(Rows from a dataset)
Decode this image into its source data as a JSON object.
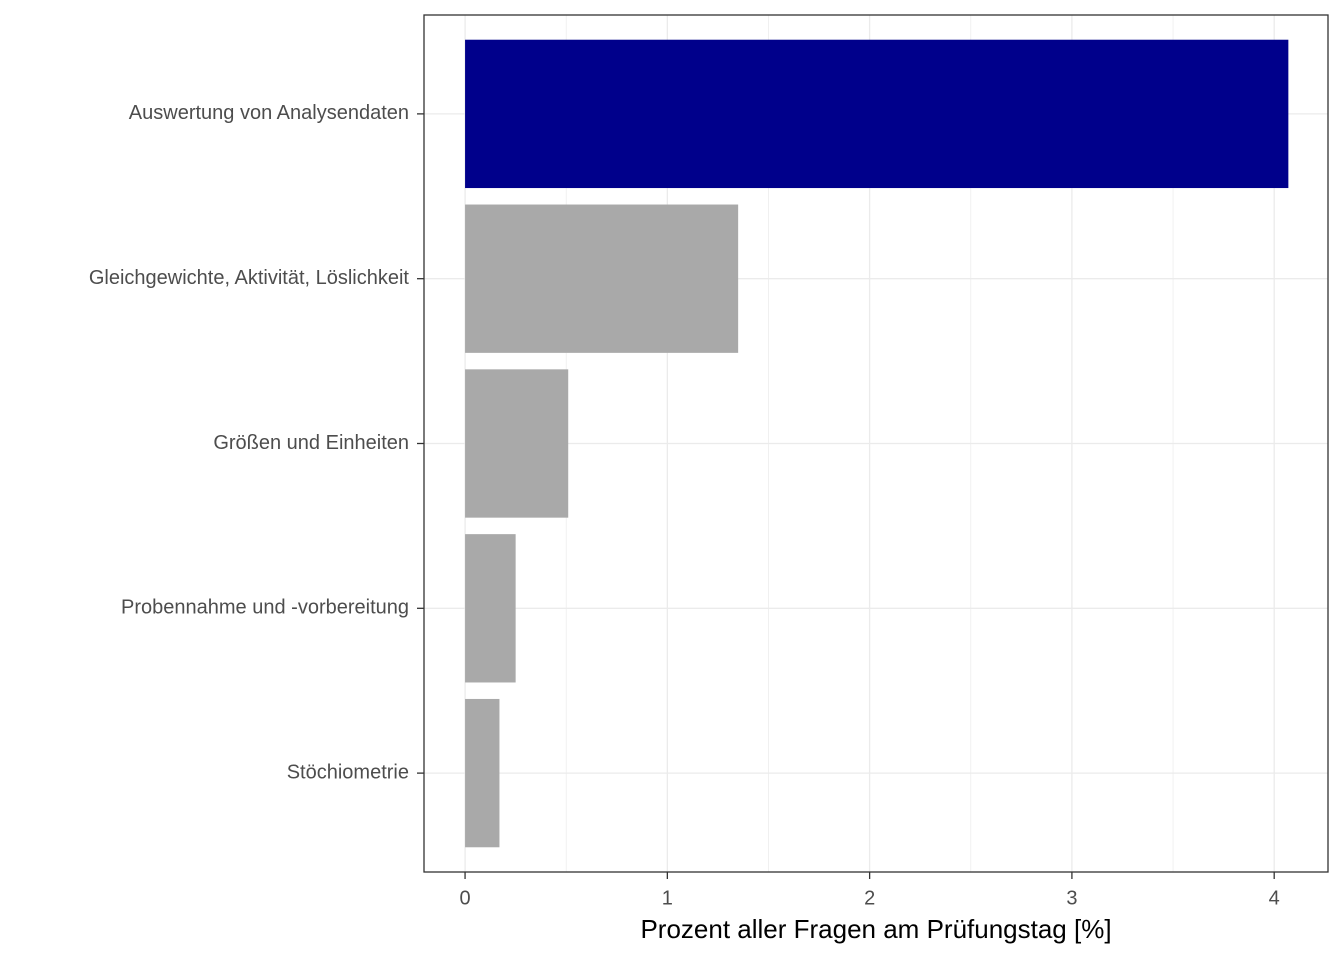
{
  "chart_data": {
    "type": "barh",
    "x_label": "Prozent aller Fragen am Prüfungstag [%]",
    "categories": [
      "Auswertung von Analysendaten",
      "Gleichgewichte, Aktivität, Löslichkeit",
      "Größen und Einheiten",
      "Probennahme und -vorbereitung",
      "Stöchiometrie"
    ],
    "values": [
      4.07,
      1.35,
      0.51,
      0.25,
      0.17
    ],
    "colors": [
      "#00008b",
      "#a9a9a9",
      "#a9a9a9",
      "#a9a9a9",
      "#a9a9a9"
    ],
    "xlim": [
      -0.203,
      4.266
    ],
    "xticks": [
      0,
      1,
      2,
      3,
      4
    ],
    "grid": true
  }
}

(Task statement): Retype all the records shown above, character for character. Omit every picture.

(Problem solution):
Decode this image into its source data as a JSON object.
{
  "chart_data": {
    "type": "barh",
    "x_label": "Prozent aller Fragen am Prüfungstag [%]",
    "categories": [
      "Auswertung von Analysendaten",
      "Gleichgewichte, Aktivität, Löslichkeit",
      "Größen und Einheiten",
      "Probennahme und -vorbereitung",
      "Stöchiometrie"
    ],
    "values": [
      4.07,
      1.35,
      0.51,
      0.25,
      0.17
    ],
    "colors": [
      "#00008b",
      "#a9a9a9",
      "#a9a9a9",
      "#a9a9a9",
      "#a9a9a9"
    ],
    "xlim": [
      -0.203,
      4.266
    ],
    "xticks": [
      0,
      1,
      2,
      3,
      4
    ],
    "grid": true
  }
}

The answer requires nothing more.